(Extracted records)
****

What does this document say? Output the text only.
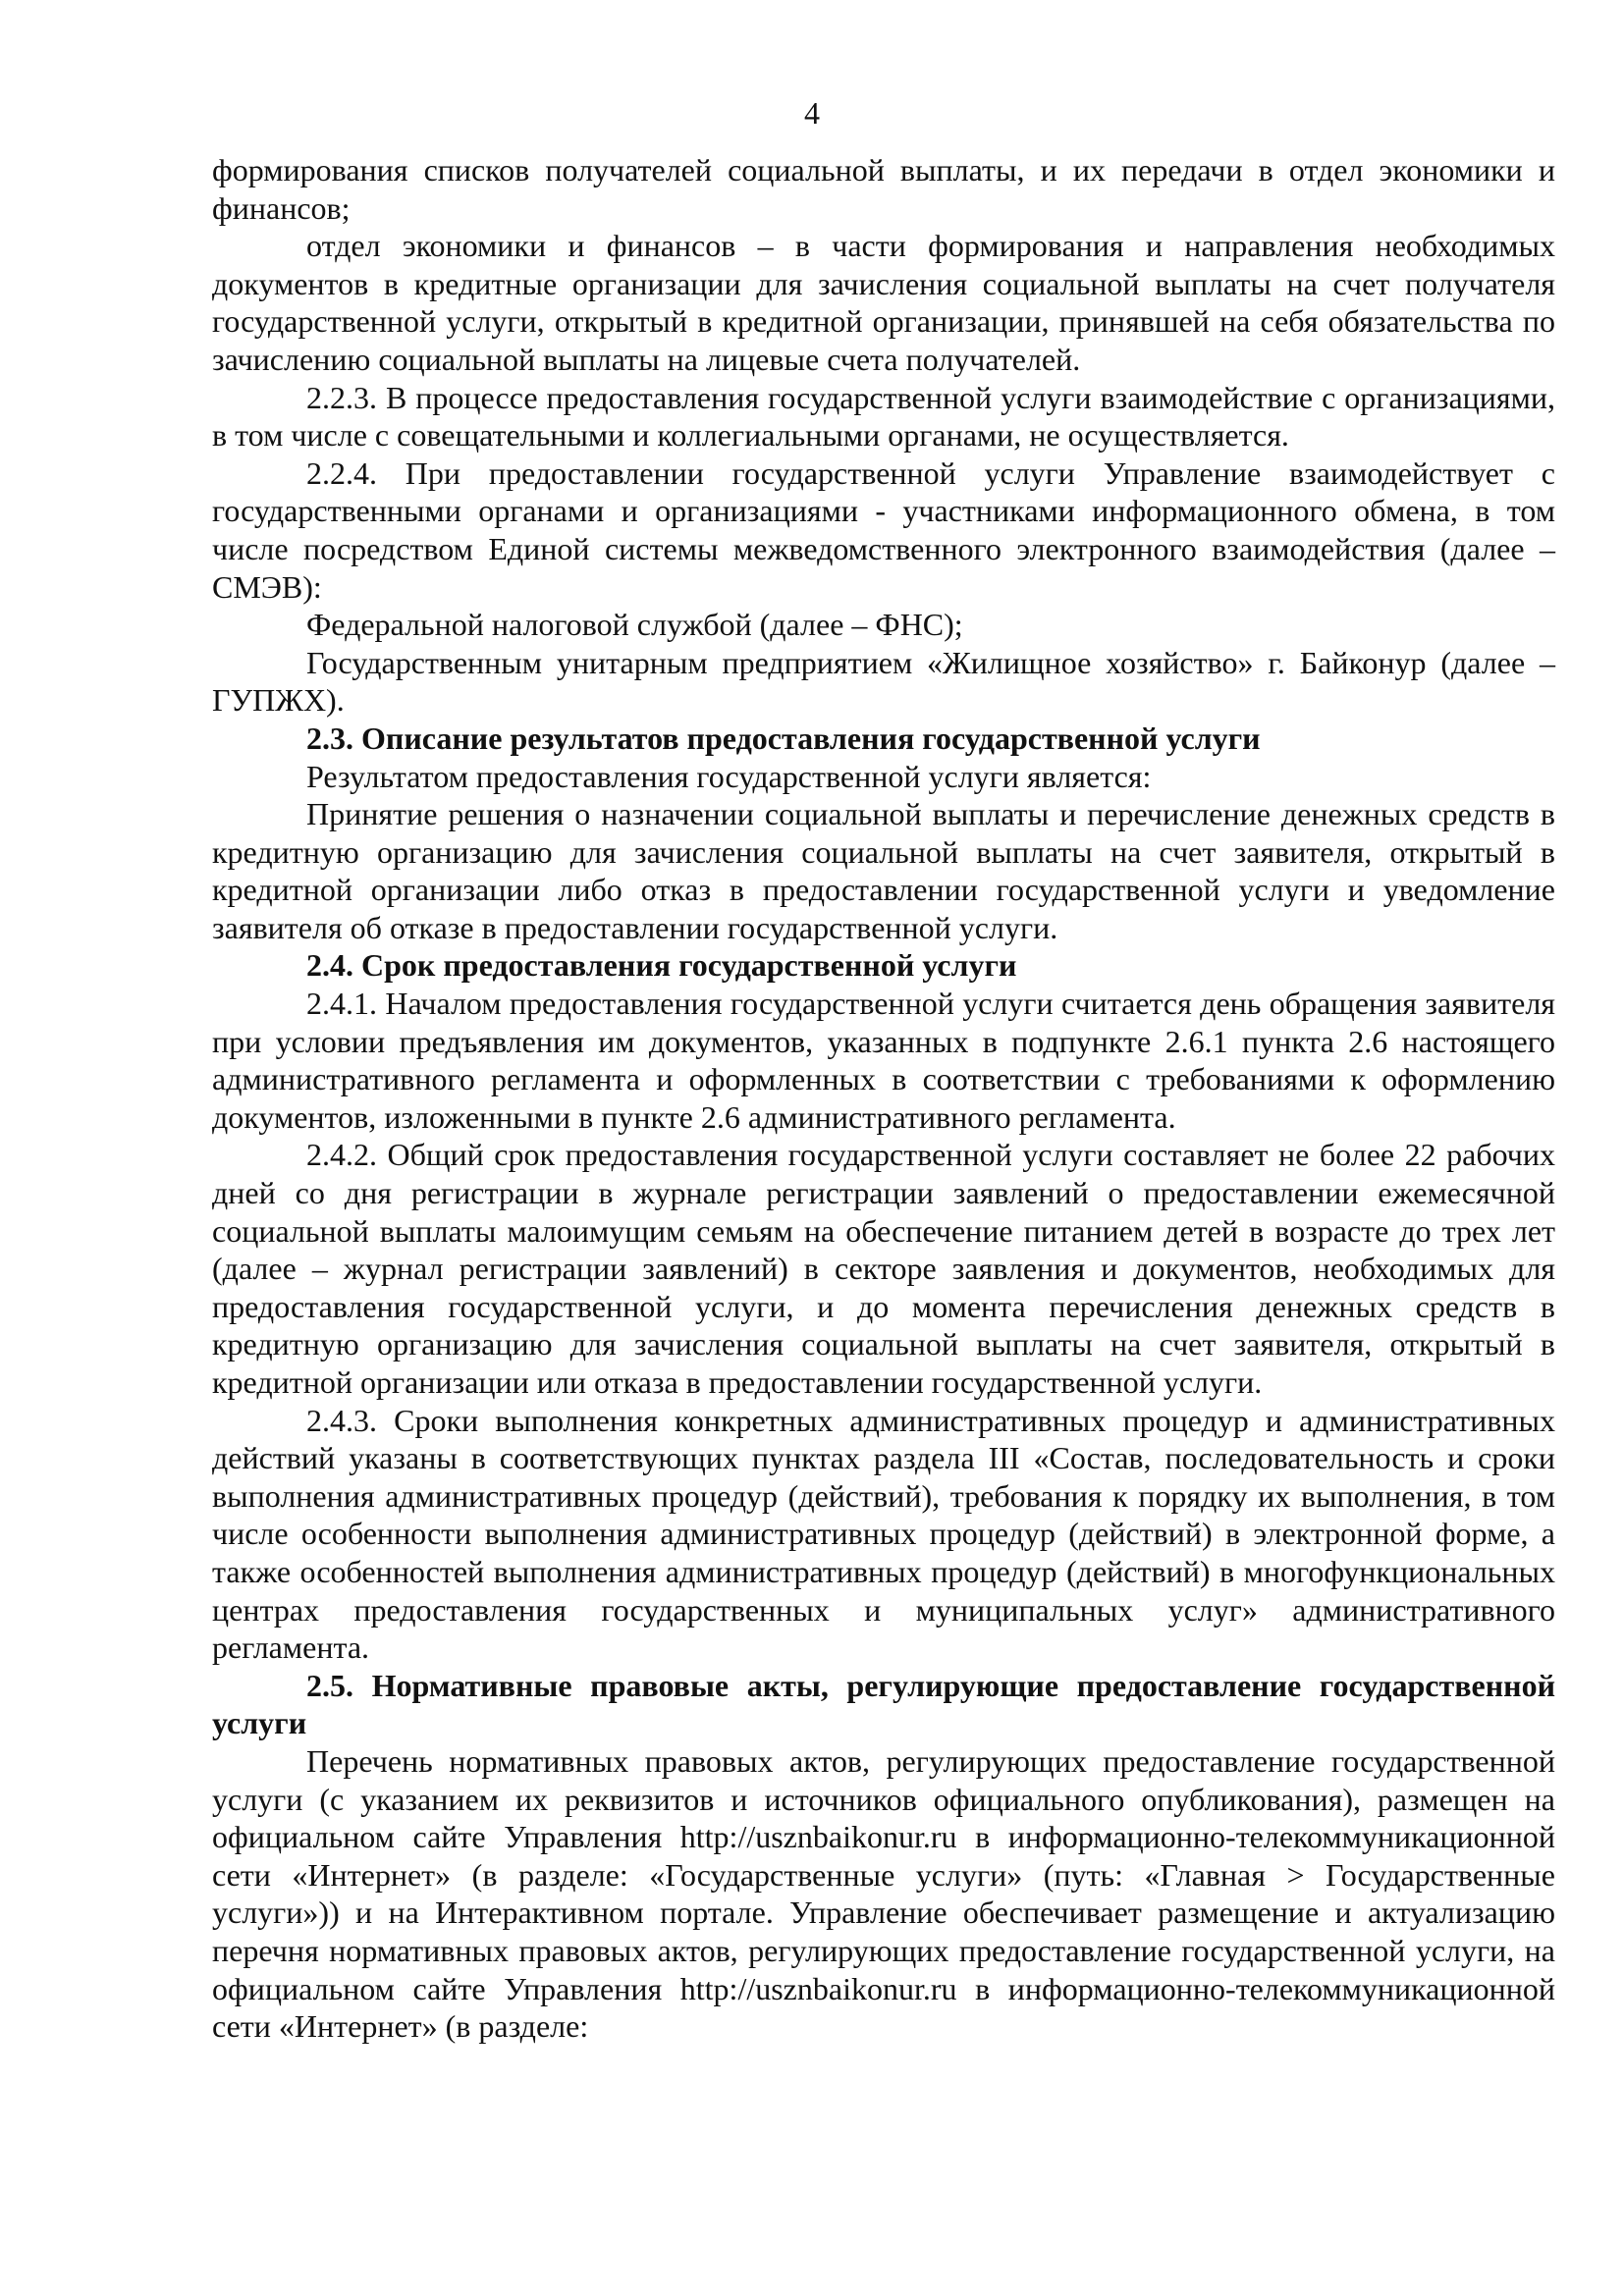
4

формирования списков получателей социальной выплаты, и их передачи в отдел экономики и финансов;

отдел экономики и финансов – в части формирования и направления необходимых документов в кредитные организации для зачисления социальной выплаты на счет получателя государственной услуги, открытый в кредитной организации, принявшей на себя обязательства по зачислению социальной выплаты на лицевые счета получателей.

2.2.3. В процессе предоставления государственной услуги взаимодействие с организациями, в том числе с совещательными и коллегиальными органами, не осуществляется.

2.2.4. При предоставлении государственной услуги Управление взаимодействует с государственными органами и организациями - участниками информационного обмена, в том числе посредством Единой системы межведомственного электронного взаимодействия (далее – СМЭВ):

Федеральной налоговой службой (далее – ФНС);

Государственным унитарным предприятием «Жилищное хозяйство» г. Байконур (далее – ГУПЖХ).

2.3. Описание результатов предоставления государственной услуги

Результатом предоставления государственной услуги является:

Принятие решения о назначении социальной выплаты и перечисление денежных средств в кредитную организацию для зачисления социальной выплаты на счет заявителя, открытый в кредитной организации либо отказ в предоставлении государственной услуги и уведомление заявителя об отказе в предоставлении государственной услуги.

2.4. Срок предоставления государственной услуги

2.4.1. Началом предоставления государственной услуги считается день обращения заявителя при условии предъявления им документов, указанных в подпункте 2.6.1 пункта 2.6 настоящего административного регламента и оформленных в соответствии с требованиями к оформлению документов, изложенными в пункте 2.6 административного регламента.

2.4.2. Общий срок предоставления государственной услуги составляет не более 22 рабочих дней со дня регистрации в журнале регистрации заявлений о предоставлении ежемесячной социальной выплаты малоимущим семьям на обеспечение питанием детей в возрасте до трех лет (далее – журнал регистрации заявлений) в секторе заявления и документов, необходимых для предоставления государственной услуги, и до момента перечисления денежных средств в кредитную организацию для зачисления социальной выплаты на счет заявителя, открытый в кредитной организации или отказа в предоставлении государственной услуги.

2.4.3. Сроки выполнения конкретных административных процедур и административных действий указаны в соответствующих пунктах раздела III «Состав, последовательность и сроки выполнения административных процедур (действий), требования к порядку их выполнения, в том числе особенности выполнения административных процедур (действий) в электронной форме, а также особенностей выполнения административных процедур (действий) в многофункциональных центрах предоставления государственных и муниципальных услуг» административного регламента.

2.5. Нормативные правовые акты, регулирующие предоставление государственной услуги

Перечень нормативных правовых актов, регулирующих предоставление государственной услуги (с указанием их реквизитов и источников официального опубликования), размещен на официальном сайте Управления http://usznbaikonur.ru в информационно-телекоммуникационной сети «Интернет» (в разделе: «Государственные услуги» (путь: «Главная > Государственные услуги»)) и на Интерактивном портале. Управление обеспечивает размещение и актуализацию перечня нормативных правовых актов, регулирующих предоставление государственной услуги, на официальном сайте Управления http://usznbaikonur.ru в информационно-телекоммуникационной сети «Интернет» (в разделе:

****

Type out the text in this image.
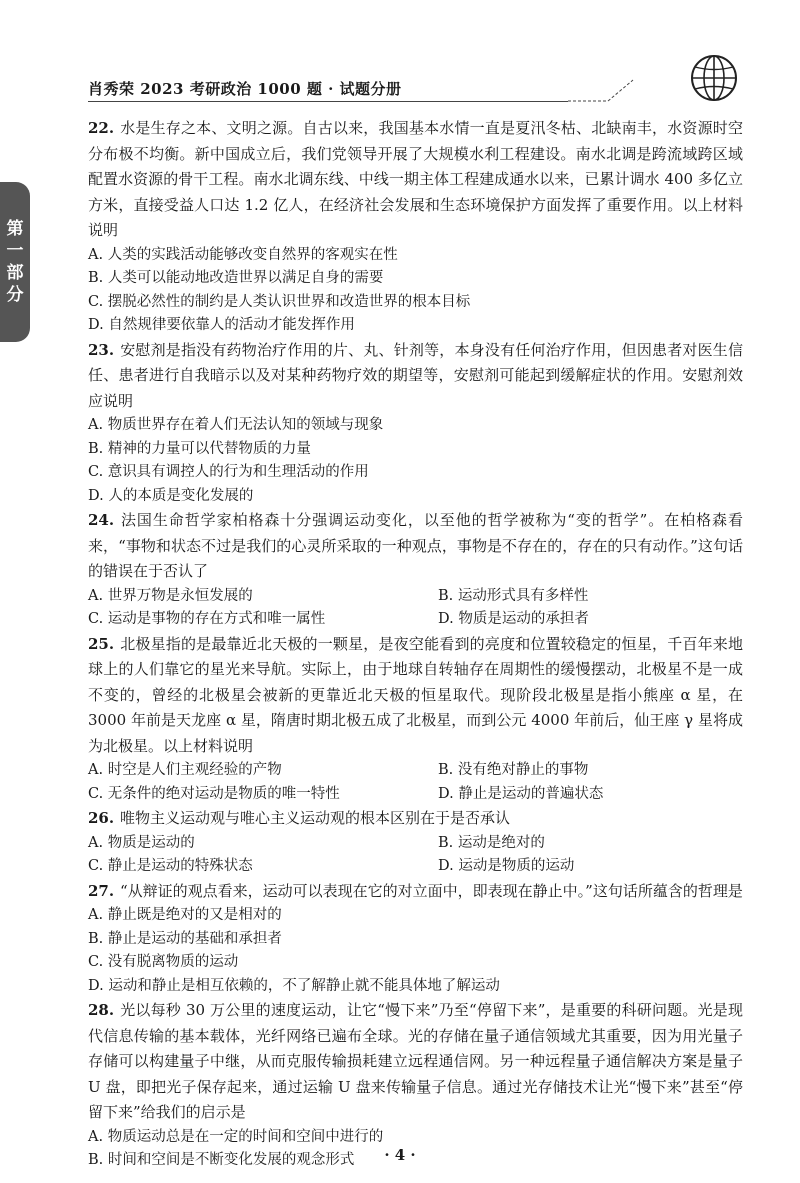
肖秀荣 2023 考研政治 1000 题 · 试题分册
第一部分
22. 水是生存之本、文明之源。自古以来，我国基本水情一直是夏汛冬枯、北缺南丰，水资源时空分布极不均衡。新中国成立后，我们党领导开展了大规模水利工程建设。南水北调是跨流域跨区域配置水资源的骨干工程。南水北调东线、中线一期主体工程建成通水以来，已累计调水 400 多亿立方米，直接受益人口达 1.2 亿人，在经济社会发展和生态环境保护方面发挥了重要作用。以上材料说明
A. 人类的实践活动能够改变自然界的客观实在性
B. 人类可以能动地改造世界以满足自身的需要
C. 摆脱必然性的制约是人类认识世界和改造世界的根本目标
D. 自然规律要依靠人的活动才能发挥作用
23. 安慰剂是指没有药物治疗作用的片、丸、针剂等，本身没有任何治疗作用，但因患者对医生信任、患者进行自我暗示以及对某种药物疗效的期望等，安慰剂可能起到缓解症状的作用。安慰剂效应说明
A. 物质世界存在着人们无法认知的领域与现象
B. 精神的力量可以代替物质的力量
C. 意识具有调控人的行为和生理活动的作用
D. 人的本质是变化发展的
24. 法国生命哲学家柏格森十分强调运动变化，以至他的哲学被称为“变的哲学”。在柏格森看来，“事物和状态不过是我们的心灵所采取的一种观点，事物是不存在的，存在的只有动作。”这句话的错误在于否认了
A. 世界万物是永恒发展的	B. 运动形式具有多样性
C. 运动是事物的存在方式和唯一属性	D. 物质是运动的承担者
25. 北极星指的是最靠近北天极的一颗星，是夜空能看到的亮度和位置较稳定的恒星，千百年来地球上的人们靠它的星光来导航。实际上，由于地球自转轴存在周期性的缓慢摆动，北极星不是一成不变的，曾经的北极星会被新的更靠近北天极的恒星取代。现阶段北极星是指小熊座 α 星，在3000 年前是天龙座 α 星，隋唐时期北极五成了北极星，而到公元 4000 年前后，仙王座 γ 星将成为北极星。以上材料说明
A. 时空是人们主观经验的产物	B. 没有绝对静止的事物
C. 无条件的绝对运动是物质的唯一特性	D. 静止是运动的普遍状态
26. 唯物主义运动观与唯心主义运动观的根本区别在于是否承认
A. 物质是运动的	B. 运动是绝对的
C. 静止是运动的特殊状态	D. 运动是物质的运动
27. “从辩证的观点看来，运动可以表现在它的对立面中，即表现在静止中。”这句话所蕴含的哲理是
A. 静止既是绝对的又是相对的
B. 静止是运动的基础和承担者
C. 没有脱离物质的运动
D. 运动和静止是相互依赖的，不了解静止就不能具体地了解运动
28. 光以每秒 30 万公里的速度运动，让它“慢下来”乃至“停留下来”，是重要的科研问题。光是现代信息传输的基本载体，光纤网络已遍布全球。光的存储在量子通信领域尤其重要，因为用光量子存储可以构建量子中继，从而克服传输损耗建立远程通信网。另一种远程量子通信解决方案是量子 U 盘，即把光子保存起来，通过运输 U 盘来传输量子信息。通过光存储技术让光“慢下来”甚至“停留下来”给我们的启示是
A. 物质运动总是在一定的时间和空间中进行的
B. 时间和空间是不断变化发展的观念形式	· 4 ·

****

(WORK TO DO) Copy each line above containing the string "this".

(THE RESULT)
What does this document say? Output the text only.
Type out the text in this image.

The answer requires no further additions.